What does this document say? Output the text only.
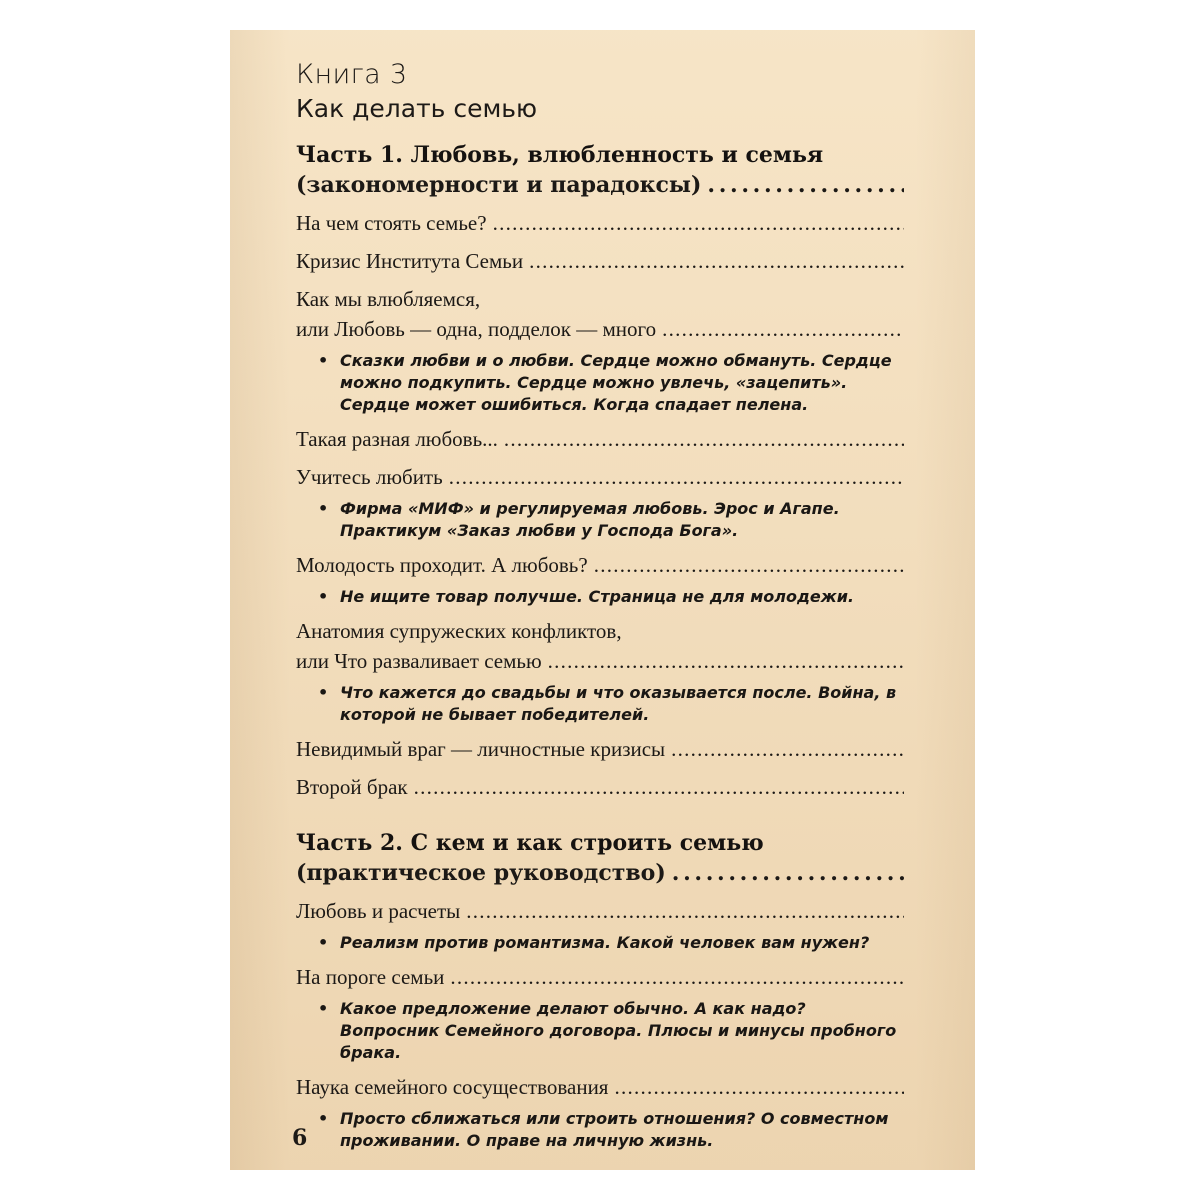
Книга 3
Как делать семью
Часть 1. Любовь, влюбленность и семья
(закономерности и парадоксы)
. . .
На чем стоять семье?
. . .
Кризис Института Семьи
. . .
Как мы влюбляемся,
или Любовь — одна, подделок — много
. . .
• Сказки любви и о любви. Сердце можно обмануть. Сердце можно подкупить. Сердце можно увлечь, «зацепить». Сердце может ошибиться. Когда спадает пелена.
Такая разная любовь...
. . .
Учитесь любить
. . .
• Фирма «МИФ» и регулируемая любовь. Эрос и Агапе. Практикум «Заказ любви у Господа Бога».
Молодость проходит. А любовь?
. . .
• Не ищите товар получше. Страница не для молодежи.
Анатомия супружеских конфликтов,
или Что разваливает семью
. . .
• Что кажется до свадьбы и что оказывается после. Война, в которой не бывает победителей.
Невидимый враг — личностные кризисы
. . .
Второй брак
. . .
Часть 2. С кем и как строить семью
(практическое руководство)
. . .
Любовь и расчеты
. . .
• Реализм против романтизма. Какой человек вам нужен?
На пороге семьи
. . .
• Какое предложение делают обычно. А как надо? Вопросник Семейного договора. Плюсы и минусы пробного брака.
Наука семейного сосуществования
. . .
• Просто сближаться или строить отношения? О совместном проживании. О праве на личную жизнь.
6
◆ ◆ ◆ ◆ ◆
▸ DIRECTIVE: Retype the entries word for word. Omit any images.

▸ EXERCISE OUTPUT:
What does this document say? Output the text only.
Книга 3
Как делать семью
Часть 1. Любовь, влюбленность и семья
(закономерности и парадоксы)
. . .
На чем стоять семье?
. . .
Кризис Института Семьи
. . .
Как мы влюбляемся,
или Любовь — одна, подделок — много
. . .
• Сказки любви и о любви. Сердце можно обмануть. Сердце можно подкупить. Сердце можно увлечь, «зацепить». Сердце может ошибиться. Когда спадает пелена.
Такая разная любовь...
. . .
Учитесь любить
. . .
• Фирма «МИФ» и регулируемая любовь. Эрос и Агапе. Практикум «Заказ любви у Господа Бога».
Молодость проходит. А любовь?
. . .
• Не ищите товар получше. Страница не для молодежи.
Анатомия супружеских конфликтов,
или Что разваливает семью
. . .
• Что кажется до свадьбы и что оказывается после. Война, в которой не бывает победителей.
Невидимый враг — личностные кризисы
. . .
Второй брак
. . .
Часть 2. С кем и как строить семью
(практическое руководство)
. . .
Любовь и расчеты
. . .
• Реализм против романтизма. Какой человек вам нужен?
На пороге семьи
. . .
• Какое предложение делают обычно. А как надо? Вопросник Семейного договора. Плюсы и минусы пробного брака.
Наука семейного сосуществования
. . .
• Просто сближаться или строить отношения? О совместном проживании. О праве на личную жизнь.
6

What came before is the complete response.